Write out the items, unchanged, from the line containing "data-label: 24.2 [325, 244, 368, 260]" down through the line containing "data-label: 48.0 [268, 172, 313, 189]", and include both of those lines.
— Start Records shown —
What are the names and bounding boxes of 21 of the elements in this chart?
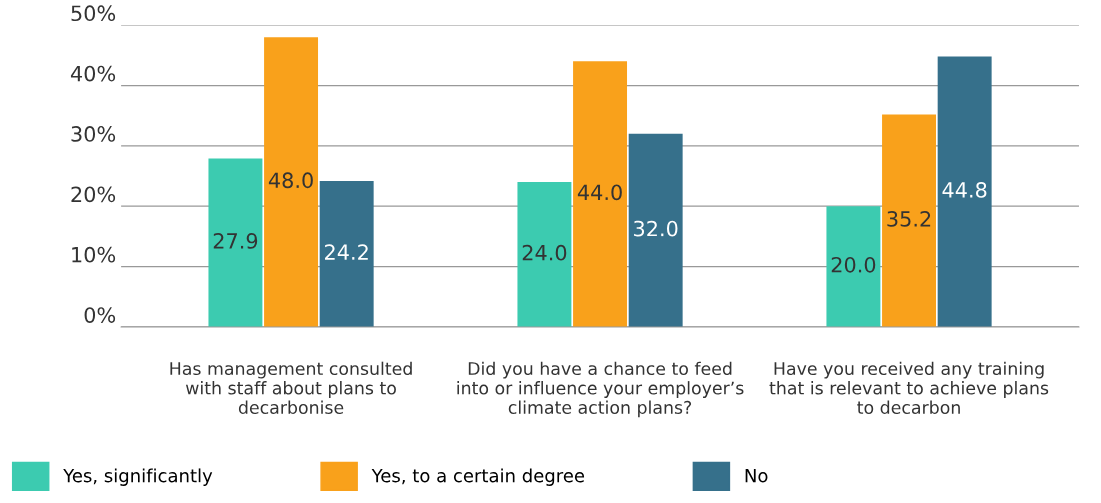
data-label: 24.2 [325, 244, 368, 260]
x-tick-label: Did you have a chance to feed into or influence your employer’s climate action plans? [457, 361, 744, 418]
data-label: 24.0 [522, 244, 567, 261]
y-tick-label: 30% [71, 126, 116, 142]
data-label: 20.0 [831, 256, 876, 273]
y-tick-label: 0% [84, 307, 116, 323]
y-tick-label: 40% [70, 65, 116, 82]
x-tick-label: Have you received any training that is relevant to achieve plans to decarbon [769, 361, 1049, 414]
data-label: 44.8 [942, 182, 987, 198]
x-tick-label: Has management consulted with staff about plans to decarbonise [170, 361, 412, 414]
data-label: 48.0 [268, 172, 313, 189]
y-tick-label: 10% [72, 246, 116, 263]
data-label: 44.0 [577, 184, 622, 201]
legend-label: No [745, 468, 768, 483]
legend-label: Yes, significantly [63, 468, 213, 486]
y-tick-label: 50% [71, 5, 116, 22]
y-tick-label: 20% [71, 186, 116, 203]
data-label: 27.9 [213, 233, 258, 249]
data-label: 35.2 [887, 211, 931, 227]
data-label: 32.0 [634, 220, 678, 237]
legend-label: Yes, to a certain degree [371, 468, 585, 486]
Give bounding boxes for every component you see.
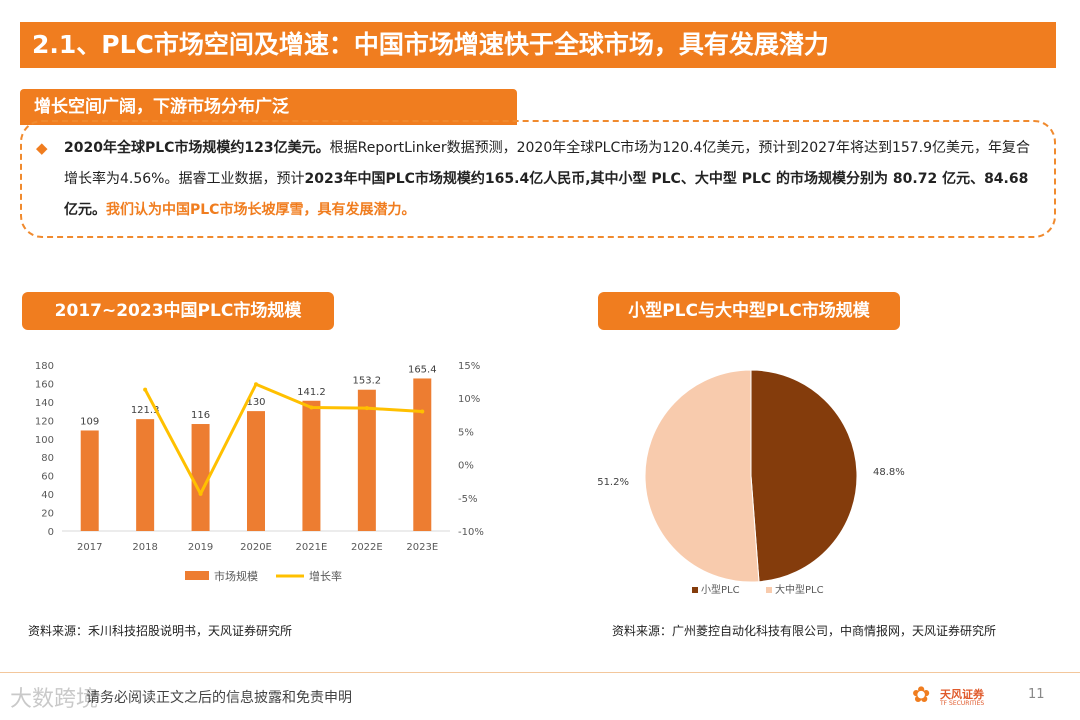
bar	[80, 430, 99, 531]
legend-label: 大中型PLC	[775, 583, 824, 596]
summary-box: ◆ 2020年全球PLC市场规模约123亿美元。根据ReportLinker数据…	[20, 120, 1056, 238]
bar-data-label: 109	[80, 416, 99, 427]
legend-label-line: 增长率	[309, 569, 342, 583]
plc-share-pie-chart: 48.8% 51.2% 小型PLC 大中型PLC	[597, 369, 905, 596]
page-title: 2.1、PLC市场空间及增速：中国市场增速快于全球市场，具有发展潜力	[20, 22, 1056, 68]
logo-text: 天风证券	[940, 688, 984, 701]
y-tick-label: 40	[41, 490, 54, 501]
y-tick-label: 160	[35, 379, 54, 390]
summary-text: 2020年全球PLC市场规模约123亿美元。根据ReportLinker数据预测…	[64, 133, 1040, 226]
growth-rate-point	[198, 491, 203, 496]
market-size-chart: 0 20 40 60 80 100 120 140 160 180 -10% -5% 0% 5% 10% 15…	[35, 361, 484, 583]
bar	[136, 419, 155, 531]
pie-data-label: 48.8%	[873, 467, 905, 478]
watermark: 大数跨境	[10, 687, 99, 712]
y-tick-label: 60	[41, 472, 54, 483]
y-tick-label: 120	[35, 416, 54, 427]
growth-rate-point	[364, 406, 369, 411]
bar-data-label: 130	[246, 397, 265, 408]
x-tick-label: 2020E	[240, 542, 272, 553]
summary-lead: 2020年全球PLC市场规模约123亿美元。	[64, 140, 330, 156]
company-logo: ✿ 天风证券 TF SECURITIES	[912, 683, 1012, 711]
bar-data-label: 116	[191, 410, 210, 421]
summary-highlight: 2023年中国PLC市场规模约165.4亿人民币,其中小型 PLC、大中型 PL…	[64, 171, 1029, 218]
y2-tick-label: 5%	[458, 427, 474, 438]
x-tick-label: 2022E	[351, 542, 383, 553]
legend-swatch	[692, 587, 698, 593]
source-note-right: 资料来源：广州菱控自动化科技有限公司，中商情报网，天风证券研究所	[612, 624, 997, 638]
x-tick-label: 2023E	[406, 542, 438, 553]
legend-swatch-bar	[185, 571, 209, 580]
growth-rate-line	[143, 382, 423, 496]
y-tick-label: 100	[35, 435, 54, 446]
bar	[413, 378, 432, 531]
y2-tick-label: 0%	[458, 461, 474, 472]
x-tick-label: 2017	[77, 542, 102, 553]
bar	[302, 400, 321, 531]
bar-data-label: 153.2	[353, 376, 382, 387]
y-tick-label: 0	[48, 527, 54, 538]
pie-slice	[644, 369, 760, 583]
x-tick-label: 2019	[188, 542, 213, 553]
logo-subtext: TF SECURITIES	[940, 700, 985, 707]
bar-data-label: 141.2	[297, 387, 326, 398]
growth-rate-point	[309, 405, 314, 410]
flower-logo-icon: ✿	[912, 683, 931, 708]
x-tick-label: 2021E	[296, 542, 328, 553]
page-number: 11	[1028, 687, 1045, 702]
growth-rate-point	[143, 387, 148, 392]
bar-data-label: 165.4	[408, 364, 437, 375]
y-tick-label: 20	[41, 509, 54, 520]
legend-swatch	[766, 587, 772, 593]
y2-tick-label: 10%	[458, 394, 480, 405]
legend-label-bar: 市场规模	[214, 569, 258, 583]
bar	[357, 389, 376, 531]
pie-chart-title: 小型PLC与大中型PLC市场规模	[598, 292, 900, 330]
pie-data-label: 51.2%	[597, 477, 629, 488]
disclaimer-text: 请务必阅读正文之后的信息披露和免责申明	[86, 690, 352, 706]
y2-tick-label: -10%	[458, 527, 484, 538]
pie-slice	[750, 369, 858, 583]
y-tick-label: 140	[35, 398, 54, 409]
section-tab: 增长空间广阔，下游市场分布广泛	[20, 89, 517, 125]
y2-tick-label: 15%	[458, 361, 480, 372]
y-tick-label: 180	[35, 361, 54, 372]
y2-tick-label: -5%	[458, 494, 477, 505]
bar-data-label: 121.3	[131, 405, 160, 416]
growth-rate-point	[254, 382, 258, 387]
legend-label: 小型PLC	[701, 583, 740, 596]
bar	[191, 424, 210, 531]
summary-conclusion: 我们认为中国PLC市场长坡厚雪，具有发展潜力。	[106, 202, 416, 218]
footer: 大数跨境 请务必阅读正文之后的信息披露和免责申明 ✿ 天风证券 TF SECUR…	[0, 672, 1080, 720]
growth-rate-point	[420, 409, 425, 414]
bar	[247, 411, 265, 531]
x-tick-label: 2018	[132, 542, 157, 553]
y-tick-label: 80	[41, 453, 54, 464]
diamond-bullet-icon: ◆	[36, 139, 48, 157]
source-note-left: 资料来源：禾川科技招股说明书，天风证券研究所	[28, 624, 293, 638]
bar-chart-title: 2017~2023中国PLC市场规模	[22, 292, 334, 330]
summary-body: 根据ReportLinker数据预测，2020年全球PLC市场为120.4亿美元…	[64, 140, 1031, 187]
— End Records shown —
• [Expected answer]:
data-label: 24.2 [325, 244, 368, 260]
x-tick-label: Did you have a chance to feed into or influence your employer’s climate action plans? [457, 361, 744, 418]
data-label: 24.0 [522, 244, 567, 261]
y-tick-label: 30% [71, 126, 116, 142]
data-label: 20.0 [831, 256, 876, 273]
y-tick-label: 0% [84, 307, 116, 323]
y-tick-label: 40% [70, 65, 116, 82]
x-tick-label: Have you received any training that is relevant to achieve plans to decarbon [769, 361, 1049, 414]
data-label: 44.8 [942, 182, 987, 198]
x-tick-label: Has management consulted with staff about plans to decarbonise [170, 361, 412, 414]
data-label: 48.0 [268, 172, 313, 189]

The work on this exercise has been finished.